** Selected extract follows **

Adult volunteers are invited to apply for an opportunity to participate in BioTrails, a new citizen science project that will use genetic techniques to monitor animal and plant species within Mount Desert Island and Acadia National Park.
BioTrails is a project of the MDI Biological Laboratory in collaboration with the National Park Service and the Schoodic Education and Research Center Institute, and is supported by an award from the National Science Foundation (DRL-1223210)
The goal of the project is to establish practices for combining public participation in scientific research (citizen science) with DNA-based species identification (DNA barcoding) to scale-up and improve the accuracy of research projects that monitor animal and plant species in the sea and on land as they respond to climate change and other environmental changes.

** End of Selected extract **
** Data for analysis follows **

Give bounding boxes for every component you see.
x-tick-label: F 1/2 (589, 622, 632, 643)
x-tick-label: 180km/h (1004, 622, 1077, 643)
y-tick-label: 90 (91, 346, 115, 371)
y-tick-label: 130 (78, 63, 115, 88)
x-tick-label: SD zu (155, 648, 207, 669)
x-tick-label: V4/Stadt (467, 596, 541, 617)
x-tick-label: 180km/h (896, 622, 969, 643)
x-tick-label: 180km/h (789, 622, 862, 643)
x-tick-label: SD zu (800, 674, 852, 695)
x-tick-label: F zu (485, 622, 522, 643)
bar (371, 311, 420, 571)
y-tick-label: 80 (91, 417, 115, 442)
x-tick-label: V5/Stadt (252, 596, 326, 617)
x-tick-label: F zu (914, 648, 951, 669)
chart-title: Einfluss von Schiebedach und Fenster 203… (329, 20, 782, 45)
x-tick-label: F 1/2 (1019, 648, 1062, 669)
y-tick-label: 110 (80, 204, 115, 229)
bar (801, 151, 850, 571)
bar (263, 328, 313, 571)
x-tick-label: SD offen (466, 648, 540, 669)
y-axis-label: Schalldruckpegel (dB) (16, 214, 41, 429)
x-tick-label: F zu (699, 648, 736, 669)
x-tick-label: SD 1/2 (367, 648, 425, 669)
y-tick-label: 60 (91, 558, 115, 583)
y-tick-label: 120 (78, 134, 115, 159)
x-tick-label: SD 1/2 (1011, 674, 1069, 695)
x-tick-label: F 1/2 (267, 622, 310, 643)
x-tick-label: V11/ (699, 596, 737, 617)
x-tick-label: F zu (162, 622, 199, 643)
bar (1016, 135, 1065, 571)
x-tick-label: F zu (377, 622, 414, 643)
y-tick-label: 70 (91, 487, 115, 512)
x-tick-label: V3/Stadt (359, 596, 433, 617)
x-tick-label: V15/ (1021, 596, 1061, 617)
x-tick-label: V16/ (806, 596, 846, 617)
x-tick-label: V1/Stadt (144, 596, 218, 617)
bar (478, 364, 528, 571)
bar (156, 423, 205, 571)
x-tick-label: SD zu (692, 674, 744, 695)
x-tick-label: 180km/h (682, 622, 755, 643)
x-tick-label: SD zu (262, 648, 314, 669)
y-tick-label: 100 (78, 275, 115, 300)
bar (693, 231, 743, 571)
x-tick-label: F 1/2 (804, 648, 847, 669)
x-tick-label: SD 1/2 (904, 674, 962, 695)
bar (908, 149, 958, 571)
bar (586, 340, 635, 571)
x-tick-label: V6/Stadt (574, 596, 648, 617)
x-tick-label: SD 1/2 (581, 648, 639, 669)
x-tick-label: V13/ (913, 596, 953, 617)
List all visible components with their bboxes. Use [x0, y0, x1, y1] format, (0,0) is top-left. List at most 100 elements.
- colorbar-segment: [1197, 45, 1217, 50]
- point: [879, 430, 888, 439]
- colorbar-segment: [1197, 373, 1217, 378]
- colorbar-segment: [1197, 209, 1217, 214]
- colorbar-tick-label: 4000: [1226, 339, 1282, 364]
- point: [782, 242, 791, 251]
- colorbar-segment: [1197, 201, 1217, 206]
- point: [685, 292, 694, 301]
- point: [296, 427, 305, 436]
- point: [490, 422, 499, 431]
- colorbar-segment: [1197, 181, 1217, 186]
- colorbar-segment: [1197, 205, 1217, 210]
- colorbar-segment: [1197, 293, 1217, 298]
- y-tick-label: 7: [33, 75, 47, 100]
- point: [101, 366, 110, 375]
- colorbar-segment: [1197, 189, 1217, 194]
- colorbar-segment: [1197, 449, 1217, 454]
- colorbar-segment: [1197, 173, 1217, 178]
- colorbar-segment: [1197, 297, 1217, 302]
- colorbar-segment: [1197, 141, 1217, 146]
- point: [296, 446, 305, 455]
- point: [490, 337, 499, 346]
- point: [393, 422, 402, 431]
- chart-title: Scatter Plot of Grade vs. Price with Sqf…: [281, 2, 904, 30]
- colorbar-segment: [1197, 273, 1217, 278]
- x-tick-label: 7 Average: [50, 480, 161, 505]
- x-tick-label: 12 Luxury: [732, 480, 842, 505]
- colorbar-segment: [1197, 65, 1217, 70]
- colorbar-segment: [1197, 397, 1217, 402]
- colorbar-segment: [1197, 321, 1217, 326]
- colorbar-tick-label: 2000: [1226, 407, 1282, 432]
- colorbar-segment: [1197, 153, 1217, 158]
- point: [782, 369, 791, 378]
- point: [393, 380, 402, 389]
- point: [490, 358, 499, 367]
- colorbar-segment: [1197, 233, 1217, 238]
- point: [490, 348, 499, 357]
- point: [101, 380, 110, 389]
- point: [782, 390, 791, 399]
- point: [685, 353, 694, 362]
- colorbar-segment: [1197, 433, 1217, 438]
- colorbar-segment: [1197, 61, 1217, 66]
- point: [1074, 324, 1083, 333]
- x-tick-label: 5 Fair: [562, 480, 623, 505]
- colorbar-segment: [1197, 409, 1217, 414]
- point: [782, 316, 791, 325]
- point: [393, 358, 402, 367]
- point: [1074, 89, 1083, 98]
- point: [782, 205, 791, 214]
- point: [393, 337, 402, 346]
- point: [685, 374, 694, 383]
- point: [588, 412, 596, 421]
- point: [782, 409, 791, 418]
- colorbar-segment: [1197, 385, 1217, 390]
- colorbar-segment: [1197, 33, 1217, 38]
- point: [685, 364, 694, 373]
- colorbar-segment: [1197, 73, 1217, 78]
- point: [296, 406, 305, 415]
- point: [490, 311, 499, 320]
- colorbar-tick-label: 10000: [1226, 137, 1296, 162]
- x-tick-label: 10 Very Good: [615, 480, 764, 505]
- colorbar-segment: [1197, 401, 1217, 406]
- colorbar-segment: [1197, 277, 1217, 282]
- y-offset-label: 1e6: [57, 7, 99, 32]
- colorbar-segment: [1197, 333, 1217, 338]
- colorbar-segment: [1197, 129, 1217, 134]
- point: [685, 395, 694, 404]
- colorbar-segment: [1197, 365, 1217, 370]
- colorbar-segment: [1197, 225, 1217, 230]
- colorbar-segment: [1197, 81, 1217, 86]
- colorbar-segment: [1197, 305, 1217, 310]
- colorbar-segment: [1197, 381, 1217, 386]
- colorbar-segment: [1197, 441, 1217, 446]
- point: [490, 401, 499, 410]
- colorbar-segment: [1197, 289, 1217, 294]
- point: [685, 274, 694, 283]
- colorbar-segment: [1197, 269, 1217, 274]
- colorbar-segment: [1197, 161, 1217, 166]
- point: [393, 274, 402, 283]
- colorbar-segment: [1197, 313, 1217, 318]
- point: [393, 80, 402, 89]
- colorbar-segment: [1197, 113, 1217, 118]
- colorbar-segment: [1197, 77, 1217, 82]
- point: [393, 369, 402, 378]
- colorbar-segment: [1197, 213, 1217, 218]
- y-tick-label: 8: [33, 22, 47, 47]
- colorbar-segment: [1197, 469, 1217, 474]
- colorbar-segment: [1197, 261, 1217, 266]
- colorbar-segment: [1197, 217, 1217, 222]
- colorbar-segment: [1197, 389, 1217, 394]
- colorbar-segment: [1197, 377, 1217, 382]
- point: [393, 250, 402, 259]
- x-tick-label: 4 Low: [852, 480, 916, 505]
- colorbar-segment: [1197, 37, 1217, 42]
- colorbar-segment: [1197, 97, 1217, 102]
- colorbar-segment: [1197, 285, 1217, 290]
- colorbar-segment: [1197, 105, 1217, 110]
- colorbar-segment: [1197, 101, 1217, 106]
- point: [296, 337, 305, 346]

** End of Data for analysis **

▸ Tasks to carry out:
1. According to the BioTrails text, which organizations does the MDI Biological Laboratory collaborate with on the project?
2. Proceed with the BioTrails text, picking up after its last sentence.

▸ Responses per task:
1. The National Park Service and the Schoodic Education and Research Center Institute.

2.
Once established through this project, the BioTrails team intends to expand the model to other national parks and long-distance trails, paving the way for engaging more citizen scientists in more places to understand, monitor and manage biodiversity in a rapidly changing world.
Participants will collaborate with scientists in the field and in the lab, collecting, sorting and identifying invertebrates from eelgrass beds in Frenchman Bay as part of an MDIBL restoration project, and helping create DNA barcoding reference libraries. In addition to generating data for addressing ecological research questions, participants will participate in surveys and interviews designed to evaluate the educational benefits of the BioTrails participant experience.